◆ **Task details**
Scan the listing below. Report each line that includes "招生信息".

Dataset records:
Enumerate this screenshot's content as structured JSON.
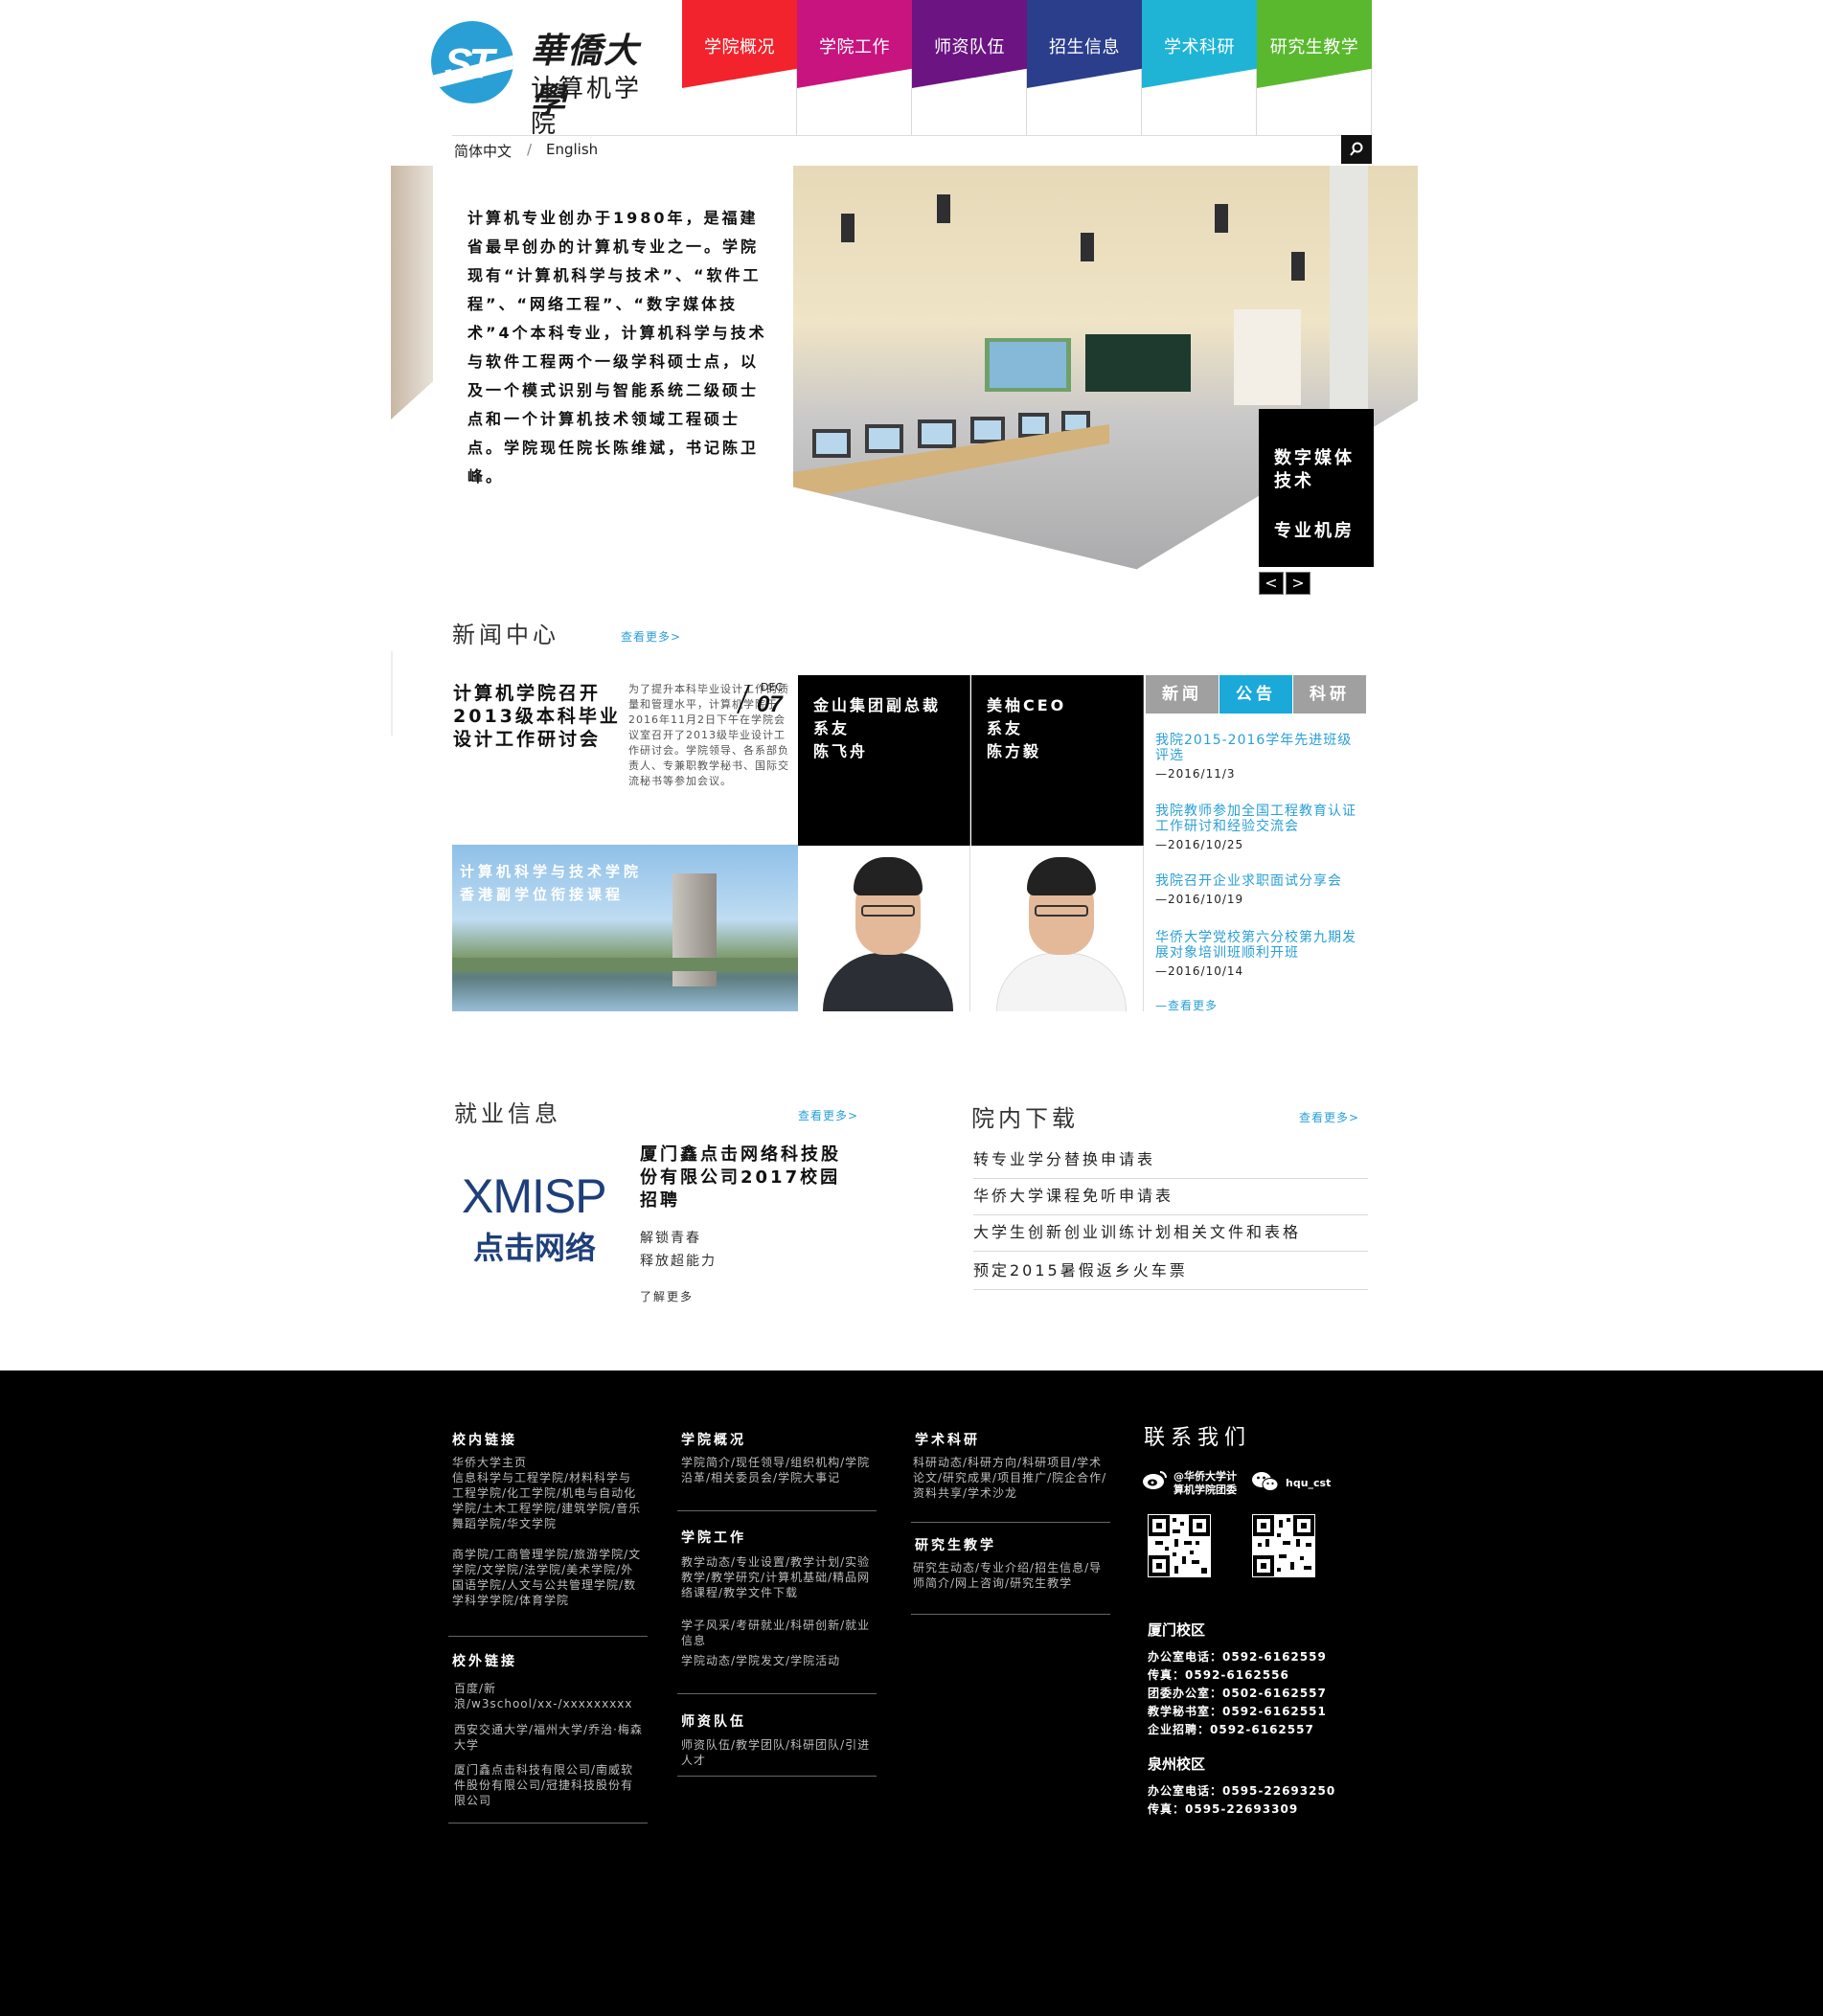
{
  "header": {
    "logo_cn": "華僑大學",
    "logo_sub": "计算机学院",
    "nav": [
      {
        "label": "学院概况",
        "color": "#f2232c"
      },
      {
        "label": "学院工作",
        "color": "#c8147f"
      },
      {
        "label": "师资队伍",
        "color": "#6b1482"
      },
      {
        "label": "招生信息",
        "color": "#2a3e8c"
      },
      {
        "label": "学术科研",
        "color": "#1fb4d5"
      },
      {
        "label": "研究生教学",
        "color": "#5ab82e"
      }
    ],
    "lang_cn": "简体中文",
    "lang_sep": "/",
    "lang_en": "English"
  },
  "hero": {
    "intro": "计算机专业创办于1980年，是福建省最早创办的计算机专业之一。学院现有“计算机科学与技术”、“软件工程”、“网络工程”、“数字媒体技术”4个本科专业，计算机科学与技术与软件工程两个一级学科硕士点，以及一个模式识别与智能系统二级硕士点和一个计算机技术领域工程硕士点。学院现任院长陈维斌，书记陈卫峰。",
    "box_title": "数字媒体技术",
    "box_sub": "专业机房",
    "prev": "<",
    "next": ">"
  },
  "news": {
    "title": "新闻中心",
    "more": "查看更多>",
    "feature_title": "计算机学院召开2013级本科毕业设计工作研讨会",
    "feature_body": "为了提升本科毕业设计工作的质量和管理水平，计算机学院于2016年11月2日下午在学院会议室召开了2013级毕业设计工作研讨会。学院领导、各系部负责人、专兼职教学秘书、国际交流秘书等参加会议。",
    "date_month": "DEC",
    "date_day": "07",
    "campus_caption_1": "计算机科学与技术学院",
    "campus_caption_2": "香港副学位衔接课程",
    "alumni": [
      {
        "l1": "金山集团副总裁",
        "l2": "系友",
        "l3": "陈飞舟"
      },
      {
        "l1": "美柚CEO",
        "l2": "系友",
        "l3": "陈方毅"
      }
    ],
    "tabs": [
      {
        "label": "新闻",
        "color": "#a0a0a0"
      },
      {
        "label": "公告",
        "color": "#1aa9d8"
      },
      {
        "label": "科研",
        "color": "#a0a0a0"
      }
    ],
    "announcements": [
      {
        "title": "我院2015-2016学年先进班级评选",
        "date": "—2016/11/3"
      },
      {
        "title": "我院教师参加全国工程教育认证工作研讨和经验交流会",
        "date": "—2016/10/25"
      },
      {
        "title": "我院召开企业求职面试分享会",
        "date": "—2016/10/19"
      },
      {
        "title": "华侨大学党校第六分校第九期发展对象培训班顺利开班",
        "date": "—2016/10/14"
      }
    ],
    "ann_more": "—查看更多"
  },
  "jobs": {
    "title": "就业信息",
    "more": "查看更多>",
    "logo_en": "XMISP",
    "logo_cn": "点击网络",
    "headline": "厦门鑫点击网络科技股份有限公司2017校园招聘",
    "line1": "解锁青春",
    "line2": "释放超能力",
    "read_more": "了解更多"
  },
  "downloads": {
    "title": "院内下载",
    "more": "查看更多>",
    "items": [
      "转专业学分替换申请表",
      "华侨大学课程免听申请表",
      "大学生创新创业训练计划相关文件和表格",
      "预定2015暑假返乡火车票"
    ]
  },
  "footer": {
    "col1": {
      "head1": "校内链接",
      "text1": "华侨大学主页",
      "text2": "信息科学与工程学院/材料科学与工程学院/化工学院/机电与自动化学院/土木工程学院/建筑学院/音乐舞蹈学院/华文学院",
      "text3": "商学院/工商管理学院/旅游学院/文学院/文学院/法学院/美术学院/外国语学院/人文与公共管理学院/数学科学学院/体育学院",
      "head2": "校外链接",
      "text4": "百度/新浪/w3school/xx-/xxxxxxxxx",
      "text5": "西安交通大学/福州大学/乔治·梅森大学",
      "text6": "厦门鑫点击科技有限公司/南威软件股份有限公司/冠捷科技股份有限公司"
    },
    "col2": {
      "head1": "学院概况",
      "text1": "学院简介/现任领导/组织机构/学院沿革/相关委员会/学院大事记",
      "head2": "学院工作",
      "text2": "教学动态/专业设置/教学计划/实验教学/教学研究/计算机基础/精品网络课程/教学文件下载",
      "text3": "学子风采/考研就业/科研创新/就业信息",
      "text4": "学院动态/学院发文/学院活动",
      "head3": "师资队伍",
      "text5": "师资队伍/教学团队/科研团队/引进人才"
    },
    "col3": {
      "head1": "学术科研",
      "text1": "科研动态/科研方向/科研项目/学术论文/研究成果/项目推广/院企合作/资料共享/学术沙龙",
      "head2": "研究生教学",
      "text2": "研究生动态/专业介绍/招生信息/导师简介/网上咨询/研究生教学"
    },
    "contact": {
      "title": "联系我们",
      "weibo_1": "@华侨大学计",
      "weibo_2": "算机学院团委",
      "wechat": "hqu_cst",
      "xm_title": "厦门校区",
      "xm_lines": [
        "办公室电话：0592-6162559",
        "传真：0592-6162556",
        "团委办公室：0502-6162557",
        "教学秘书室：0592-6162551",
        "企业招聘：0592-6162557"
      ],
      "qz_title": "泉州校区",
      "qz_lines": [
        "办公室电话：0595-22693250",
        "传真：0595-22693309"
      ]
    }
  }
}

◆ **Reply**
        "label": "招生信息",
      "text2": "研究生动态/专业介绍/招生信息/导师简介/网上咨询/研究生教学"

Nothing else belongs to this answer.